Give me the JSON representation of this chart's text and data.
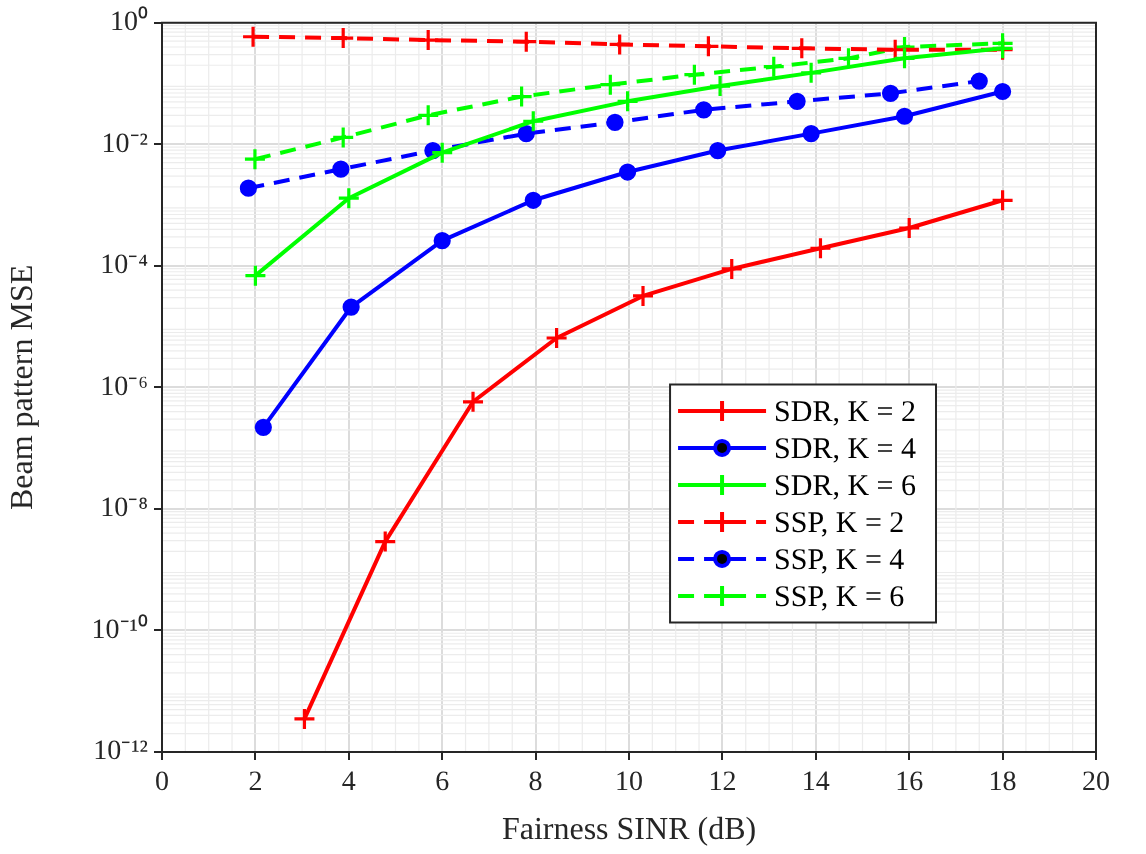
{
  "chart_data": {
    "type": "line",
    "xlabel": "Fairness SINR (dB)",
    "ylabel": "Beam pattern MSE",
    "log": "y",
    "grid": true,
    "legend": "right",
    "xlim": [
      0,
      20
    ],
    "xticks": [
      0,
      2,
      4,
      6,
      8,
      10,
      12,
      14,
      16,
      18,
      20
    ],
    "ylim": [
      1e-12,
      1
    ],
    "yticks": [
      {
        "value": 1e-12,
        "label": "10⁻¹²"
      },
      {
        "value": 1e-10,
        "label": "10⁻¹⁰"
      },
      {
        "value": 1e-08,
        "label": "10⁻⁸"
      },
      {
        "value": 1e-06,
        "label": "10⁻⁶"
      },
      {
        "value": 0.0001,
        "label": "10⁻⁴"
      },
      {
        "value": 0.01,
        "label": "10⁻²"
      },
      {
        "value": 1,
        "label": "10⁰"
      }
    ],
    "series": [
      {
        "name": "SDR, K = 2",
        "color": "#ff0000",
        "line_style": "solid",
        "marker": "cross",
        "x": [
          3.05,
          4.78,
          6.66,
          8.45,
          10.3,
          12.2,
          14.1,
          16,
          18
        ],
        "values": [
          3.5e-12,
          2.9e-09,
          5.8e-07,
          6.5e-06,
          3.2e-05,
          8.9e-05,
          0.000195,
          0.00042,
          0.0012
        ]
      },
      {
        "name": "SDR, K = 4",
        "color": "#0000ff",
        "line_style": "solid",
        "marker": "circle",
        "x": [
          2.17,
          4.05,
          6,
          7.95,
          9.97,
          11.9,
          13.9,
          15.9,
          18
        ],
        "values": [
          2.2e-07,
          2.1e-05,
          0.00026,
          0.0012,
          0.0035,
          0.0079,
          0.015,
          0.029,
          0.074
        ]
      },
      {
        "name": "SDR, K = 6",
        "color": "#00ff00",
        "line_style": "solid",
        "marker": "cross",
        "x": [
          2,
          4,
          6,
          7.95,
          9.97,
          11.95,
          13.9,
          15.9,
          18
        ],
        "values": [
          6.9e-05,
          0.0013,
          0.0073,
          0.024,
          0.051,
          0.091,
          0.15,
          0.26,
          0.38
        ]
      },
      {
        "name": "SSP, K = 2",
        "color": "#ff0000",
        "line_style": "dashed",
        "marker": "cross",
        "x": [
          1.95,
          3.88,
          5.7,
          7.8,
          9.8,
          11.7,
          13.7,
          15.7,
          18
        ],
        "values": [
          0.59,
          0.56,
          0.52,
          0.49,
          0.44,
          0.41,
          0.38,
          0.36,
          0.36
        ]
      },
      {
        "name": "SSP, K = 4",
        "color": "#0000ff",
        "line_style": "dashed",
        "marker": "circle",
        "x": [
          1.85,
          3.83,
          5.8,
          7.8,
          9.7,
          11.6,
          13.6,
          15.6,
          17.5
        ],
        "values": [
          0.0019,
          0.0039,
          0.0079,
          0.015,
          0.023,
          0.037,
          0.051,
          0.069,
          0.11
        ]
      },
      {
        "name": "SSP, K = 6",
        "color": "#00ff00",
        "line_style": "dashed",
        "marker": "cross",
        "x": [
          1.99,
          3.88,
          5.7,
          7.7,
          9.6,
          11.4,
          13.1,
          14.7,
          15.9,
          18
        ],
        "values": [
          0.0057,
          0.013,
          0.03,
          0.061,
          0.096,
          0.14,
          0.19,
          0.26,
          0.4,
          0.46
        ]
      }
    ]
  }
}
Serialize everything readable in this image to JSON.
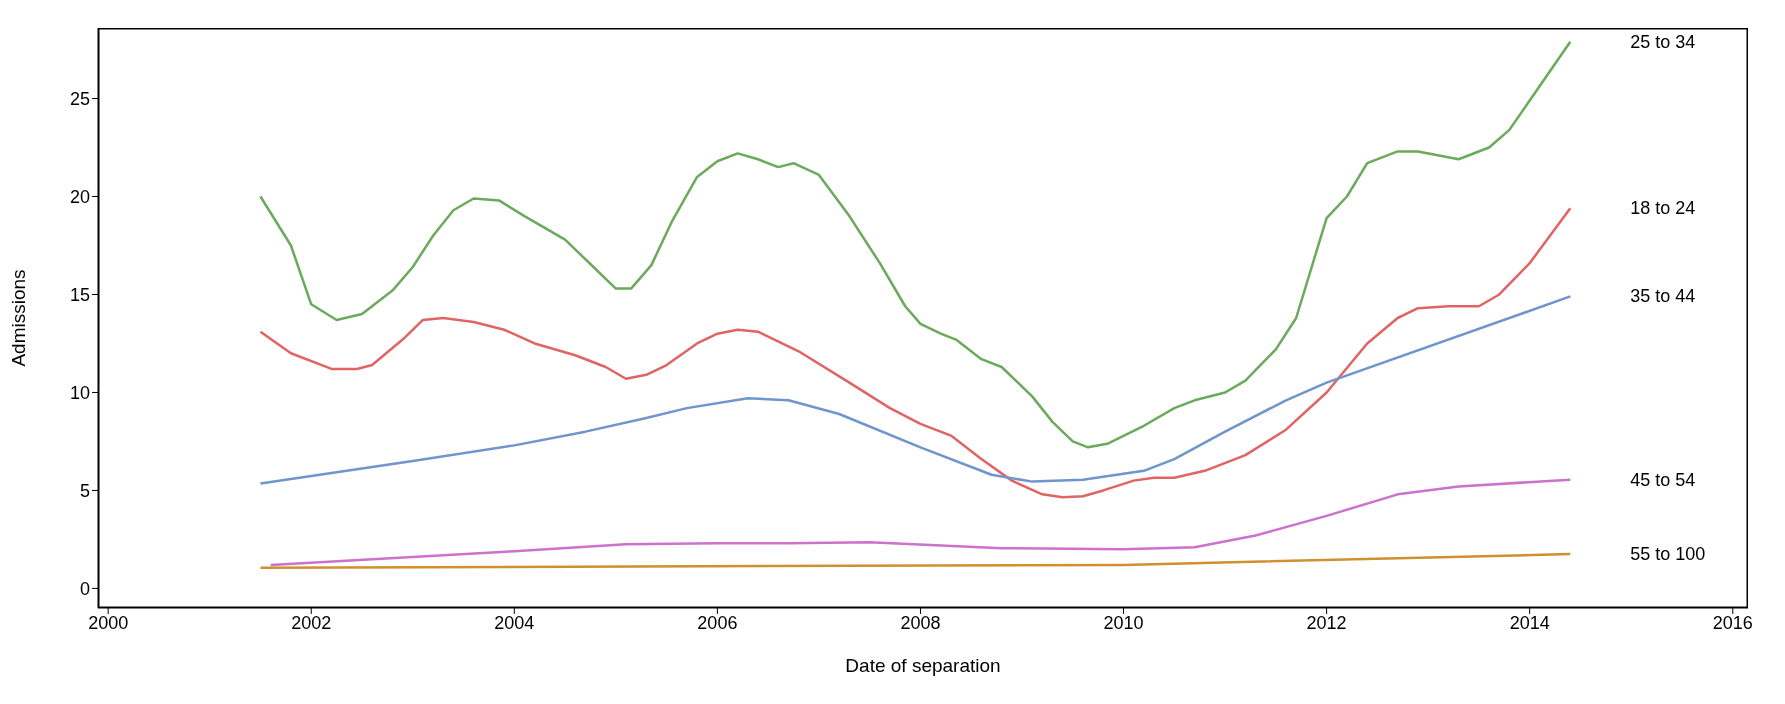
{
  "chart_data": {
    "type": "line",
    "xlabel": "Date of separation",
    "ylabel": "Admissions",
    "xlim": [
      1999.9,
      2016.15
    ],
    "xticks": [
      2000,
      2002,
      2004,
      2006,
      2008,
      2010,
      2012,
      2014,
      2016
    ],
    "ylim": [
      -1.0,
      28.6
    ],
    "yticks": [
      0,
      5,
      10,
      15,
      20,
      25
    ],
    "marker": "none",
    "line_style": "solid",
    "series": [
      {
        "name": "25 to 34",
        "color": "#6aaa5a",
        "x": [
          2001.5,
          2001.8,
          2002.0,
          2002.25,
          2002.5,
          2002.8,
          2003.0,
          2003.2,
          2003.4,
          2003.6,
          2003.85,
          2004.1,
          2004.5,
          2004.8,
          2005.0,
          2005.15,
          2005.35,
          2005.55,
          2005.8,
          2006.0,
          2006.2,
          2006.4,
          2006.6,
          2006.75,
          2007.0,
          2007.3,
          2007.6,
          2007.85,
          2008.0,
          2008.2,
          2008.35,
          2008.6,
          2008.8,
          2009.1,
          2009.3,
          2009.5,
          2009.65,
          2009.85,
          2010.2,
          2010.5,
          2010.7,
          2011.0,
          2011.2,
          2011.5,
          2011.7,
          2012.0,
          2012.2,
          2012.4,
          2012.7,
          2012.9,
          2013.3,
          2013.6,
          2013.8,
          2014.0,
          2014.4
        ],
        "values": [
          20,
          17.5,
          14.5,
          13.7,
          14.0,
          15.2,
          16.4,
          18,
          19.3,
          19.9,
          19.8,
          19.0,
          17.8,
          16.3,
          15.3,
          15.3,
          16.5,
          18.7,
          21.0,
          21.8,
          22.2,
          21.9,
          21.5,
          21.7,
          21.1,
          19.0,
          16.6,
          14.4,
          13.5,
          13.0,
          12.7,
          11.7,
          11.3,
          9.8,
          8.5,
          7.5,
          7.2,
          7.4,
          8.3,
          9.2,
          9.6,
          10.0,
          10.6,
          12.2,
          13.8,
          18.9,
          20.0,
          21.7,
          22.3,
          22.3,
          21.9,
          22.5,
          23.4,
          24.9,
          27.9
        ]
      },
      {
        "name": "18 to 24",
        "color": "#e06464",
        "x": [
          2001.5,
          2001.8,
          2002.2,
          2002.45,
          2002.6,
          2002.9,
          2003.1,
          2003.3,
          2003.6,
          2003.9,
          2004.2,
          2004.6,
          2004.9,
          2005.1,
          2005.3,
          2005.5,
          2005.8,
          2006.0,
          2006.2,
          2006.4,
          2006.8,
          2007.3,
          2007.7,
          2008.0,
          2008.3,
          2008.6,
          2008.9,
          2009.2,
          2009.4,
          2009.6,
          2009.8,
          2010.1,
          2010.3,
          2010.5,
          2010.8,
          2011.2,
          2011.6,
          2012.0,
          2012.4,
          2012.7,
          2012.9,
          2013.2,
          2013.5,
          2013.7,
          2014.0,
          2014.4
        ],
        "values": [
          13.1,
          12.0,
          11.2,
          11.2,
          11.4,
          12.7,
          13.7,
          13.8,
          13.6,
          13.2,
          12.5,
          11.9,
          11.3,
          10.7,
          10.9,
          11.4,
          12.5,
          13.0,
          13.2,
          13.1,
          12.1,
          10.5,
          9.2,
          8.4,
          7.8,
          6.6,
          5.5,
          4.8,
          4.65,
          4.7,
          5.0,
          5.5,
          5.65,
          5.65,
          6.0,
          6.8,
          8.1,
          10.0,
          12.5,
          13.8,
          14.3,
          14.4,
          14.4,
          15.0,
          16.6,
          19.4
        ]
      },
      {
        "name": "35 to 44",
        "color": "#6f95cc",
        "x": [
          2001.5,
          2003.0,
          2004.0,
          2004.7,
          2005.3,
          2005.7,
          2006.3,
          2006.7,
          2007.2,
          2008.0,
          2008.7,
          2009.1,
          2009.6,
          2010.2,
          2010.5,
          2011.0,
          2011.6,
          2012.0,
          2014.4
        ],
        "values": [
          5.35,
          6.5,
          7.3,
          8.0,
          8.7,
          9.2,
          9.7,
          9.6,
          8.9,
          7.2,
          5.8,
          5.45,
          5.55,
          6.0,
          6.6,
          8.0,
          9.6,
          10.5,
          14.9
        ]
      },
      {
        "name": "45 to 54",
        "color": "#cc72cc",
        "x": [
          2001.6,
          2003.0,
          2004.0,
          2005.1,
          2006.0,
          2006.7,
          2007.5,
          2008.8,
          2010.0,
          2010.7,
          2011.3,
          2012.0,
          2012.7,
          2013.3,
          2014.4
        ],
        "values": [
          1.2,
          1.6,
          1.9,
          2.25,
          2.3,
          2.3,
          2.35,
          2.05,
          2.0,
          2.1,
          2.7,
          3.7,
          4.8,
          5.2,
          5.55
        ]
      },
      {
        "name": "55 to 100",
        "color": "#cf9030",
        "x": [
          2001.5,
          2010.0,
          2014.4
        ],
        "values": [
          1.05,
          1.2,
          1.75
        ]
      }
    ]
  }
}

- _Task description_
Your answer should be one number: how many lines of the listing include the word "color".

- _Worked solution_
11